■ INSTRUCTIONS FOR THE TASK ■
Drop the images; return everything else in the listing below exactly.
start EXTRACTED RECORDS
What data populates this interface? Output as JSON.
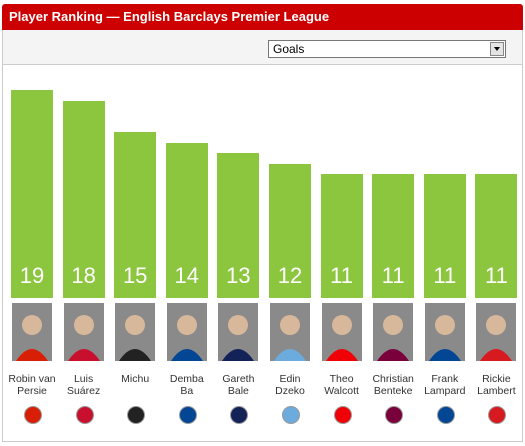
{
  "header": {
    "title": "Player Ranking — English Barclays Premier League"
  },
  "dropdown": {
    "selected": "Goals"
  },
  "chart_data": {
    "type": "bar",
    "categories": [
      "Robin van\nPersie",
      "Luis\nSuárez",
      "Michu",
      "Demba\nBa",
      "Gareth\nBale",
      "Edin\nDzeko",
      "Theo\nWalcott",
      "Christian\nBenteke",
      "Frank\nLampard",
      "Rickie\nLambert"
    ],
    "values": [
      19,
      18,
      15,
      14,
      13,
      12,
      11,
      11,
      11,
      11
    ],
    "color": "#8cc63f"
  }
}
end EXTRACTED RECORDS
■ TASK RESPONSE ■
What data populates this interface? Output as JSON.
{
  "header": {
    "title": "Player Ranking — English Barclays Premier League"
  },
  "dropdown": {
    "selected": "Goals"
  },
  "chart_data": {
    "type": "bar",
    "categories": [
      "Robin van\nPersie",
      "Luis\nSuárez",
      "Michu",
      "Demba\nBa",
      "Gareth\nBale",
      "Edin\nDzeko",
      "Theo\nWalcott",
      "Christian\nBenteke",
      "Frank\nLampard",
      "Rickie\nLambert"
    ],
    "values": [
      19,
      18,
      15,
      14,
      13,
      12,
      11,
      11,
      11,
      11
    ],
    "color": "#8cc63f"
  }
}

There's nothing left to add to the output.